What you are asked to do:
Report only the number of lines holding "served".

Records:
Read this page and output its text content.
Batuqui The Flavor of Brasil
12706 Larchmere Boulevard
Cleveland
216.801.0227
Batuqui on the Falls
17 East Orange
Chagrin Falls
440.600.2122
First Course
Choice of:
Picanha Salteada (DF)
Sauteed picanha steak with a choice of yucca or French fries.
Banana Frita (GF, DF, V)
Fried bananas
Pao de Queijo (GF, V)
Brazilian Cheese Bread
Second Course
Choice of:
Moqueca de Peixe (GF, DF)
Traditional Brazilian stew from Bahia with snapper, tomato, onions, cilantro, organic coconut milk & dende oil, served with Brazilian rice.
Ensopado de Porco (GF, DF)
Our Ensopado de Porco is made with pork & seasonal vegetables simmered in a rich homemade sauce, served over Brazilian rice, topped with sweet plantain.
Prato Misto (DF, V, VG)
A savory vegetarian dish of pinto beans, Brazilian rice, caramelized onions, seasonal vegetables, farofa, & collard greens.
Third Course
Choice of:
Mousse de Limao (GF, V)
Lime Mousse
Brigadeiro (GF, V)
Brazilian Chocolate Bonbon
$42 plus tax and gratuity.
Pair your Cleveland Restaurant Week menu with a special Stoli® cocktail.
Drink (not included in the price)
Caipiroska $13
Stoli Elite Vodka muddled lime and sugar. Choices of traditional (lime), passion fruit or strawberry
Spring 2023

Exercise answer:
2